EXERCISE DETAILS: Print every entry exactly as written.

++++

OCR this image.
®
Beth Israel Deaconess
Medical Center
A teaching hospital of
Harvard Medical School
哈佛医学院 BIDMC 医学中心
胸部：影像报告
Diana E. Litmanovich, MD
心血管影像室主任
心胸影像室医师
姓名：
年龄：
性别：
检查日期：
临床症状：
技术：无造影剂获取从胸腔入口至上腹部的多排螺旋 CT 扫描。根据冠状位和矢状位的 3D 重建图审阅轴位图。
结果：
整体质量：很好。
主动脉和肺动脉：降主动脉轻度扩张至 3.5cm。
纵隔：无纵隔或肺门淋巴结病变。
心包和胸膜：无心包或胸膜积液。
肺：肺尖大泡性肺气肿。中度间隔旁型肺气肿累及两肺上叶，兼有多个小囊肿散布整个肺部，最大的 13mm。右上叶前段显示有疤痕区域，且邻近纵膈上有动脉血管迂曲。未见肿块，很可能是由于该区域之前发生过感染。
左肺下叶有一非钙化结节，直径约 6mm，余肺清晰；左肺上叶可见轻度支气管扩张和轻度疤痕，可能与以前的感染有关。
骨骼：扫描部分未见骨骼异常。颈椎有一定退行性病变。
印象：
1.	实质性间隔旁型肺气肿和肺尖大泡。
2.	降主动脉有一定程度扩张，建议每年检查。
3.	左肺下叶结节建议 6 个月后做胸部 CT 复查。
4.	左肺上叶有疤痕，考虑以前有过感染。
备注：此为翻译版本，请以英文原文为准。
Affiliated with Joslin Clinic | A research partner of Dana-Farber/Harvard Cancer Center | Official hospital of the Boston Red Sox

++++

RESULT OF THIS TASK:
OCR this image.
®
Beth Israel Deaconess
Medical Center
A teaching hospital of
Harvard Medical School
哈佛医学院 BIDMC 医学中心
胸部：影像报告
Diana E. Litmanovich, MD
心血管影像室主任
心胸影像室医师
姓名：
年龄：
性别：
检查日期：
临床症状：
技术：无造影剂获取从胸腔入口至上腹部的多排螺旋 CT 扫描。根据冠状位和矢状位的 3D 重建图审阅轴位图。
结果：
整体质量：很好。
主动脉和肺动脉：降主动脉轻度扩张至 3.5cm。
纵隔：无纵隔或肺门淋巴结病变。
心包和胸膜：无心包或胸膜积液。
肺：肺尖大泡性肺气肿。中度间隔旁型肺气肿累及两肺上叶，兼有多个小囊肿散布整个肺部，最大的 13mm。右上叶前段显示有疤痕区域，且邻近纵膈上有动脉血管迂曲。未见肿块，很可能是由于该区域之前发生过感染。
左肺下叶有一非钙化结节，直径约 6mm，余肺清晰；左肺上叶可见轻度支气管扩张和轻度疤痕，可能与以前的感染有关。
骨骼：扫描部分未见骨骼异常。颈椎有一定退行性病变。
印象：
1.	实质性间隔旁型肺气肿和肺尖大泡。
2.	降主动脉有一定程度扩张，建议每年检查。
3.	左肺下叶结节建议 6 个月后做胸部 CT 复查。
4.	左肺上叶有疤痕，考虑以前有过感染。
备注：此为翻译版本，请以英文原文为准。
Affiliated with Joslin Clinic | A research partner of Dana-Farber/Harvard Cancer Center | Official hospital of the Boston Red Sox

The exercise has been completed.